> WORK REQUIRED
From the listing, collect all lines containing the word "name".

+-------+

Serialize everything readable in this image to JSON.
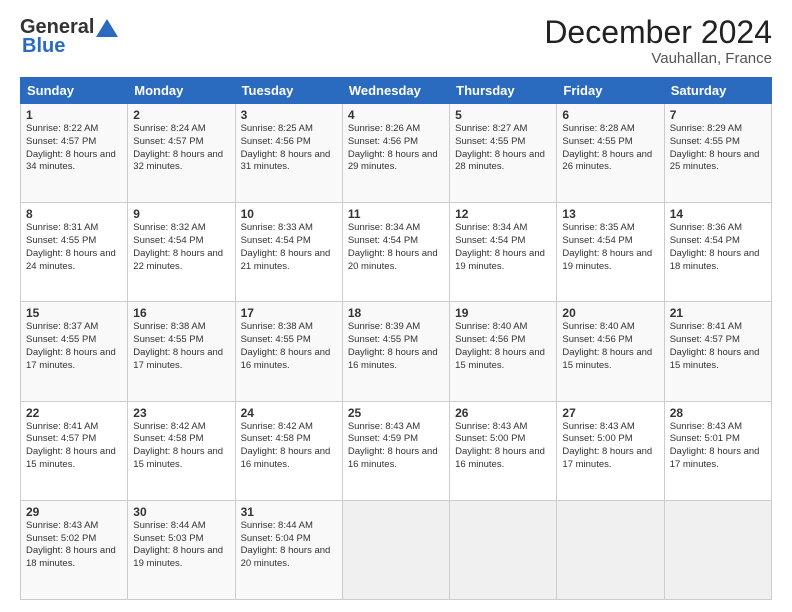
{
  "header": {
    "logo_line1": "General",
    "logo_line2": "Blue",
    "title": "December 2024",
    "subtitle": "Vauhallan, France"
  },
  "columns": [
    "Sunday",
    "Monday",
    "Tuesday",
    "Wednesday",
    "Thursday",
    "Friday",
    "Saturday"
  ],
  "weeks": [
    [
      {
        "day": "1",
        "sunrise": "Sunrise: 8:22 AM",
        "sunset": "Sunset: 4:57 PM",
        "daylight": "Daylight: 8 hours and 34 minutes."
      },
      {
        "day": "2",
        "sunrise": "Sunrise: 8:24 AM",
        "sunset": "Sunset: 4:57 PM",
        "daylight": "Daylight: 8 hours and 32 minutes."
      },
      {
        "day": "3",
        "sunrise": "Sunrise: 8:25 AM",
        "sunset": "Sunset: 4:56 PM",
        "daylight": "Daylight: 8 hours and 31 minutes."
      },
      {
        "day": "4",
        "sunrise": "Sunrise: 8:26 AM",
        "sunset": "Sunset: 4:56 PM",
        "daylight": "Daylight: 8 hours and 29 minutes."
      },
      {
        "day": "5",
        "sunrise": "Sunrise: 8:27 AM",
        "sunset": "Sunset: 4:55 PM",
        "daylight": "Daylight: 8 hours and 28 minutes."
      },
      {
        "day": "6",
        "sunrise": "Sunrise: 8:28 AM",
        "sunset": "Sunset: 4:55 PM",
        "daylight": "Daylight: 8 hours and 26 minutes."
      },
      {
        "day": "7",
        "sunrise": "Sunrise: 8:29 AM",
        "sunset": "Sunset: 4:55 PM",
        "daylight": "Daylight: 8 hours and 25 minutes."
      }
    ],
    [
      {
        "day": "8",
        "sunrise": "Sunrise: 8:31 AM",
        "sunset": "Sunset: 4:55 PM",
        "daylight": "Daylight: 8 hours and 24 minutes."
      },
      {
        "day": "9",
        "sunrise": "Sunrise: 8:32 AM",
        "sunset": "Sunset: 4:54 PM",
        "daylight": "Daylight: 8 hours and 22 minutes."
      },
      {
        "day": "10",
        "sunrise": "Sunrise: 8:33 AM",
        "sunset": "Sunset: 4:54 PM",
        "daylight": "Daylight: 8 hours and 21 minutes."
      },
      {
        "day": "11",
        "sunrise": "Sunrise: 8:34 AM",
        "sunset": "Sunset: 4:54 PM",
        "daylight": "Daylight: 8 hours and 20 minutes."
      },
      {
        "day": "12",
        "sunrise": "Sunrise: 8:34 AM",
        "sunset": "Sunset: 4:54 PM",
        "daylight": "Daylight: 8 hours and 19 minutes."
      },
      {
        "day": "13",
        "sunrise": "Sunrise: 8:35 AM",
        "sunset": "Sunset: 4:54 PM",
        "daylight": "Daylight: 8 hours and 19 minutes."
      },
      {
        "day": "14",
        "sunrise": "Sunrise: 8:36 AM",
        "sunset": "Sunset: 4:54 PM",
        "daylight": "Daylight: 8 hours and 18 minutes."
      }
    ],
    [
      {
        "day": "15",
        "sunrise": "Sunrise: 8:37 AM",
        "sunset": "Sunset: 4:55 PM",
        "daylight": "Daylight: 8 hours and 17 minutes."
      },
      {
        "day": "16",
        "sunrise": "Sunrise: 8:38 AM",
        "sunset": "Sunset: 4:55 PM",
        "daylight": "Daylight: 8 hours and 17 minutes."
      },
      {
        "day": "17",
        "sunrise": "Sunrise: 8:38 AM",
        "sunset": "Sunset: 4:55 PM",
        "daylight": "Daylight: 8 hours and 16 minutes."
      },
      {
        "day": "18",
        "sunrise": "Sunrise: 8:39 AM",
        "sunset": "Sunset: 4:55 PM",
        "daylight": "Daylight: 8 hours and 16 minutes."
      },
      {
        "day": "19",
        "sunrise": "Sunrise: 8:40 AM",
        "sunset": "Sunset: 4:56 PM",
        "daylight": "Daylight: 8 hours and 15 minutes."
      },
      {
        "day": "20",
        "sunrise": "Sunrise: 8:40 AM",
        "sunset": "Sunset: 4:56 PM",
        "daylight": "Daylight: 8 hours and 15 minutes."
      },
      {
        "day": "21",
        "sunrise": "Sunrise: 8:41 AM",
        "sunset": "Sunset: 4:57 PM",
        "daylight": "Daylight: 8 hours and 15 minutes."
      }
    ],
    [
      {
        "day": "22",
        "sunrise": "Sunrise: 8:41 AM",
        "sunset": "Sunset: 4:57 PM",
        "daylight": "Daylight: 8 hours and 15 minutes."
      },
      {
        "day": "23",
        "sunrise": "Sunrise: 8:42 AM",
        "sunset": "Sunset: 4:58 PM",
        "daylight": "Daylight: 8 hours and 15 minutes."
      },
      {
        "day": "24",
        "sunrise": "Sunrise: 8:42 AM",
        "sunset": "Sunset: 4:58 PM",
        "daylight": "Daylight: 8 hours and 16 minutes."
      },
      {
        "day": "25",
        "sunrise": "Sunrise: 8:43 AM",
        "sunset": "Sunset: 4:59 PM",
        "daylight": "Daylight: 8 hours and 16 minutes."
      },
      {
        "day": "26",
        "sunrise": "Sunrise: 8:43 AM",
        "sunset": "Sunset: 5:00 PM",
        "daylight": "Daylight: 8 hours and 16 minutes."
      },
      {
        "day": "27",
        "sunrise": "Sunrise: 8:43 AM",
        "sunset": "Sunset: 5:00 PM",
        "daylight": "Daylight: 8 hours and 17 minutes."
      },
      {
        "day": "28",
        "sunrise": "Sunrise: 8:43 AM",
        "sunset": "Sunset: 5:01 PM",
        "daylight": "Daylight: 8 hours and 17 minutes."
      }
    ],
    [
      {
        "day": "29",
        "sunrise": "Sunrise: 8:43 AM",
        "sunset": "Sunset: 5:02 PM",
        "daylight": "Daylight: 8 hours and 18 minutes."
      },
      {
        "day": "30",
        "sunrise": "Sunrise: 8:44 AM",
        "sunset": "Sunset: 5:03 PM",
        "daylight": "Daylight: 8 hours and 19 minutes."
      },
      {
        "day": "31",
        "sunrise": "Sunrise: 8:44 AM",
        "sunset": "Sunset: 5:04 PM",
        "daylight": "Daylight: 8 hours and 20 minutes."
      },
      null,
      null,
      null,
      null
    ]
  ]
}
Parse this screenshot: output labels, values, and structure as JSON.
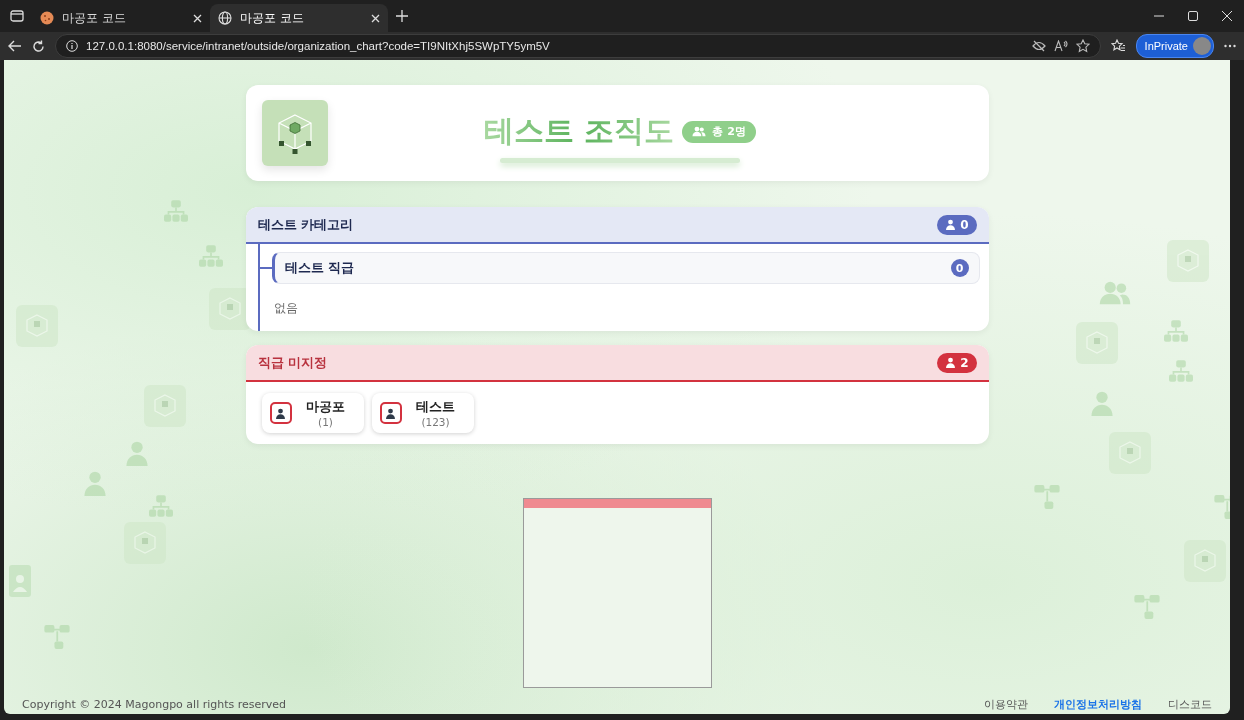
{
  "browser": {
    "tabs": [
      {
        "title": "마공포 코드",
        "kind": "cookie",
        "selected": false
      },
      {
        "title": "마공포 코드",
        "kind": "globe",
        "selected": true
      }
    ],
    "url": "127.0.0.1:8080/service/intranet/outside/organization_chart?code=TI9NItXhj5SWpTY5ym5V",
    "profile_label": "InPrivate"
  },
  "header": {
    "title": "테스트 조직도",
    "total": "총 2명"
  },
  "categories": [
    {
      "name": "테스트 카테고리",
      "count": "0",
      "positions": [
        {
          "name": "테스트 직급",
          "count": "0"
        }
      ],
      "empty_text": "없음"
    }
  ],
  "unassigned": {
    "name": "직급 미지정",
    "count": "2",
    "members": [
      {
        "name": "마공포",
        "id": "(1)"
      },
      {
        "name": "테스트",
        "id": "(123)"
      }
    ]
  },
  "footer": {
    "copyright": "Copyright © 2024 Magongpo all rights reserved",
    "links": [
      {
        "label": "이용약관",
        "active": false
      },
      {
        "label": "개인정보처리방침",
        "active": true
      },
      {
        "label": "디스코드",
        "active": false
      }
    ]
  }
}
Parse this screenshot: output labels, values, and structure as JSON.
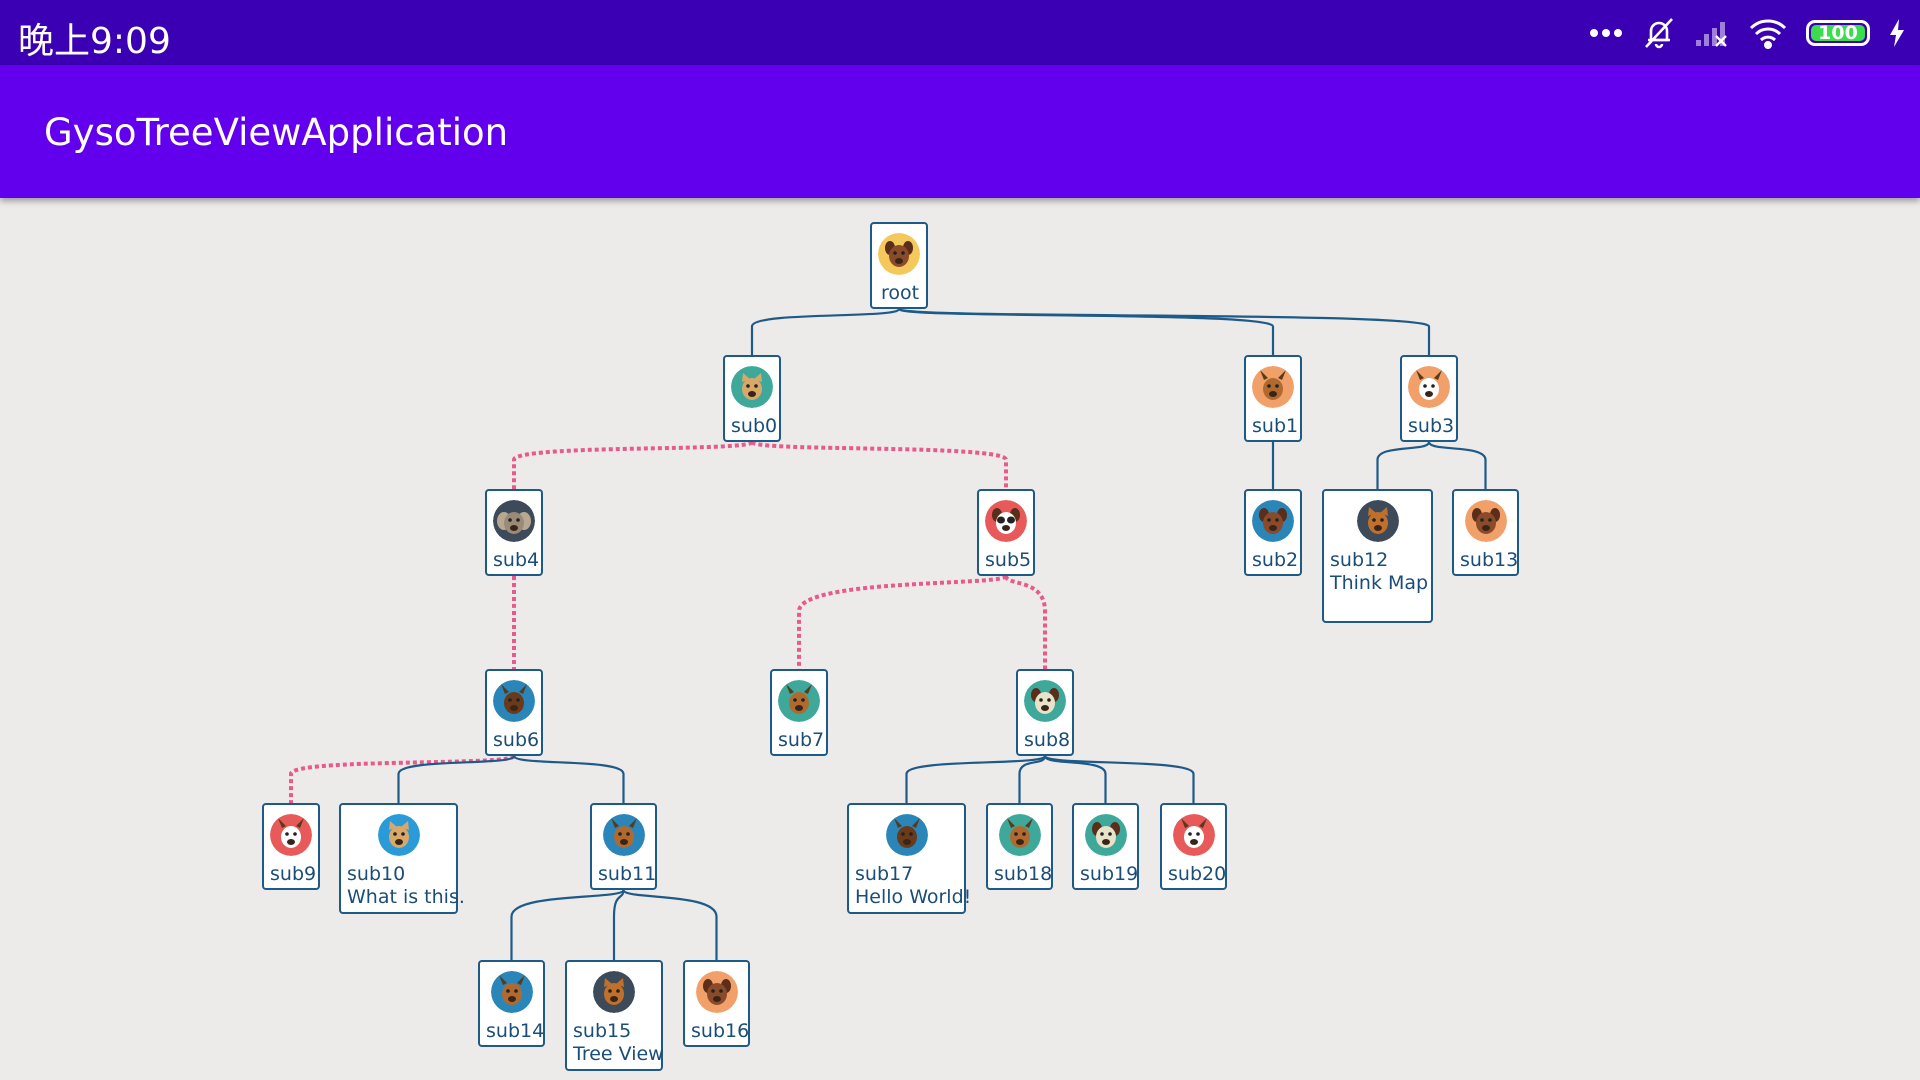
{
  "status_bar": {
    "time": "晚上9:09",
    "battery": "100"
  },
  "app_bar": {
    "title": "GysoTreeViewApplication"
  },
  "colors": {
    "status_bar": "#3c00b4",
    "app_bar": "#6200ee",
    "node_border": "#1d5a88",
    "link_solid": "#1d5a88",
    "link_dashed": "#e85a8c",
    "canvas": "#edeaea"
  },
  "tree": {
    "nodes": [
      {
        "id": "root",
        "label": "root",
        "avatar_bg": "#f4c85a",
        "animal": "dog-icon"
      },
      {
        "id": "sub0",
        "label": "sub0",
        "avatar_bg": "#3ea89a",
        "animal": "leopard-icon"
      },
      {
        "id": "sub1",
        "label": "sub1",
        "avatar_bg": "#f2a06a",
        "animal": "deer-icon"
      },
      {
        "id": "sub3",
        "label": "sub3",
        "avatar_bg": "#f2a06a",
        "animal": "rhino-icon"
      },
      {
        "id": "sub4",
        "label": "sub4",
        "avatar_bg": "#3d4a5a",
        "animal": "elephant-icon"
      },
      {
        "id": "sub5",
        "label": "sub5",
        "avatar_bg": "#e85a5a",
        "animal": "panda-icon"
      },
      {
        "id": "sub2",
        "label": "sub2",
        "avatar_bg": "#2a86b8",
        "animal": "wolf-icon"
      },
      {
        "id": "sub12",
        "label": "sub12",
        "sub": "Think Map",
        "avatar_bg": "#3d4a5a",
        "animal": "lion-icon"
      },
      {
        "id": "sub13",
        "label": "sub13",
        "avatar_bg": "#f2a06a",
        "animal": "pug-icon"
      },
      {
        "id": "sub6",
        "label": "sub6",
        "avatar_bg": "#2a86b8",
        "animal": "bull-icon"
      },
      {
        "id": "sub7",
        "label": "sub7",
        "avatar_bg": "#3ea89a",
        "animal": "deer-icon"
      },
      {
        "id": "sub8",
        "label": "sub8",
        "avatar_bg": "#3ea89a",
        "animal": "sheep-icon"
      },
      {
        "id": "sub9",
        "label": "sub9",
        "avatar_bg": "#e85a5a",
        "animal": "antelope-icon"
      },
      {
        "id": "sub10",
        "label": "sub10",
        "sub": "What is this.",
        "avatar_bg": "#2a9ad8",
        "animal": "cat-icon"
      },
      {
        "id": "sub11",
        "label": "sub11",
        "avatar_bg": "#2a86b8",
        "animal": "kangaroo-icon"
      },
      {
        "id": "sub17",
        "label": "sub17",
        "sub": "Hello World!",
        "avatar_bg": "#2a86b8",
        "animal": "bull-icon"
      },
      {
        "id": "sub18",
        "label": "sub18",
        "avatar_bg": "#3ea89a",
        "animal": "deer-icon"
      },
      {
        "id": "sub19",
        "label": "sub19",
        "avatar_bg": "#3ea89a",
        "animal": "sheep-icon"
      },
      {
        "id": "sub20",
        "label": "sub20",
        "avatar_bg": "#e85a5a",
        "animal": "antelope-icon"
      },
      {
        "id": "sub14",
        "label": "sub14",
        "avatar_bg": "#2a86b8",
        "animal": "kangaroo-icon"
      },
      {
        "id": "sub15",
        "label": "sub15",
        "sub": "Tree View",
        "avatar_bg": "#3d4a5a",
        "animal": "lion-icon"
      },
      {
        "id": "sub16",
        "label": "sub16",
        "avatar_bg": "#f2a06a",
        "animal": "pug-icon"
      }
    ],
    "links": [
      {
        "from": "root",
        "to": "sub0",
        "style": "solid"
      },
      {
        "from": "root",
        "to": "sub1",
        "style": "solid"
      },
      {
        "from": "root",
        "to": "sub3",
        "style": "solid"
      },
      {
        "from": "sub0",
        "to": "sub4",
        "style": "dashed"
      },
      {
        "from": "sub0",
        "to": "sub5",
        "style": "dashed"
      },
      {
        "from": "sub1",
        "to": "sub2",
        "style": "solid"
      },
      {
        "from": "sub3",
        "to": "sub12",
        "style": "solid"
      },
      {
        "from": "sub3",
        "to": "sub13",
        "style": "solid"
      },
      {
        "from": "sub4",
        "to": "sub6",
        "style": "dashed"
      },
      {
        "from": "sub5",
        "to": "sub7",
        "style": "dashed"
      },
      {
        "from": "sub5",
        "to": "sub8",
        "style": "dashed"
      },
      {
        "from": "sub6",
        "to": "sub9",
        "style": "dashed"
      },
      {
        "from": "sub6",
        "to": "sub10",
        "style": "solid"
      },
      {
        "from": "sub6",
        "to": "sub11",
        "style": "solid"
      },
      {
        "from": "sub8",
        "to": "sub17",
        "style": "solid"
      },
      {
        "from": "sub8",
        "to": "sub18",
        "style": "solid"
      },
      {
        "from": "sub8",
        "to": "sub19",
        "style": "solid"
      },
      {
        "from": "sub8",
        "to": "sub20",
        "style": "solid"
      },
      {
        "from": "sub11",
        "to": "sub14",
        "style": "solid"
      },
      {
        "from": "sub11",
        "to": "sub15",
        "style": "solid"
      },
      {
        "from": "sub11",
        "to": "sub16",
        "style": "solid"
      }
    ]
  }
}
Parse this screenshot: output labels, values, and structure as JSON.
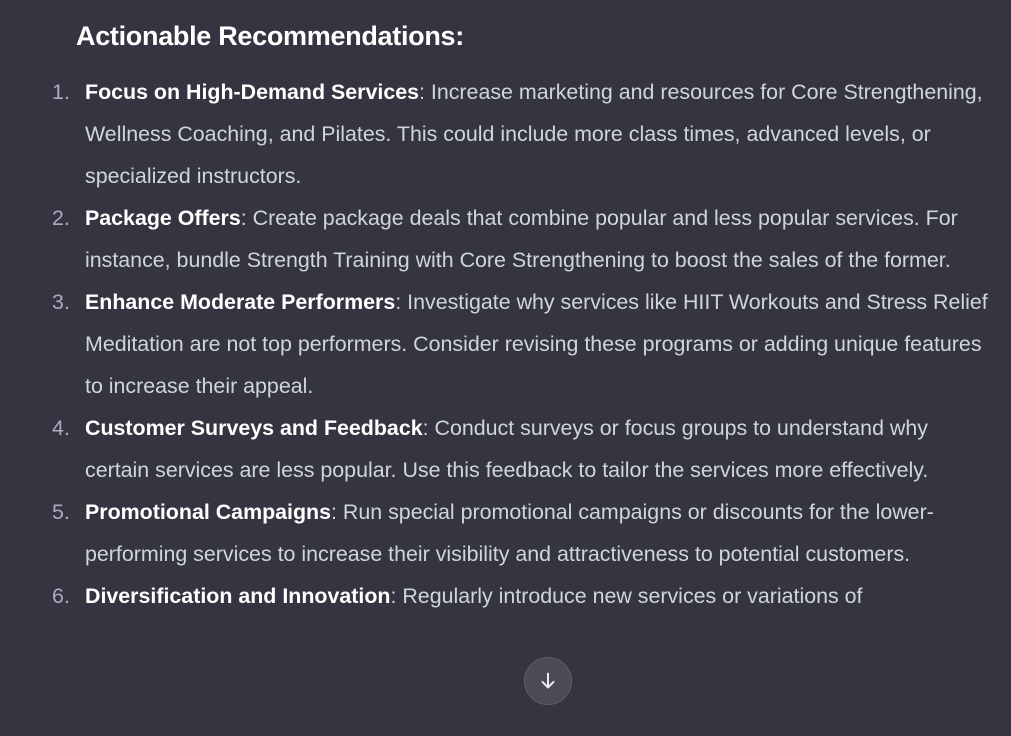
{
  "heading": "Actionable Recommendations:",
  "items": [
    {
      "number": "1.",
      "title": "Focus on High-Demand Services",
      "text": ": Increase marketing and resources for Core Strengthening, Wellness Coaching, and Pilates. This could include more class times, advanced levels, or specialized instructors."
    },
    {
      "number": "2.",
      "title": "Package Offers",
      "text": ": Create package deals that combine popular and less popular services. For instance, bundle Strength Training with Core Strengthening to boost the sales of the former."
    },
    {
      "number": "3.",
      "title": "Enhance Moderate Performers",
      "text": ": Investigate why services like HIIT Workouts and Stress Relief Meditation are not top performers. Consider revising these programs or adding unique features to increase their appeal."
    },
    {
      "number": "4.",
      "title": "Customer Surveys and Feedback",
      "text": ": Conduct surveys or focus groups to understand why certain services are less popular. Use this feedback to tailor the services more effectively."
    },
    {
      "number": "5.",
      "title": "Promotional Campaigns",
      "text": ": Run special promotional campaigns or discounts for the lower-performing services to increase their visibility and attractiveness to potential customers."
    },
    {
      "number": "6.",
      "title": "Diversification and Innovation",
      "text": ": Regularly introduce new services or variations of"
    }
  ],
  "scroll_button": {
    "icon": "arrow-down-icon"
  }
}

+-------+

> EXERCISE SOLUTION
      "name": "테스트 카테고리",
          "name": "테스트 직급",
    "name": "직급 미지정",
        "name": "마공포",
        "name": "테스트",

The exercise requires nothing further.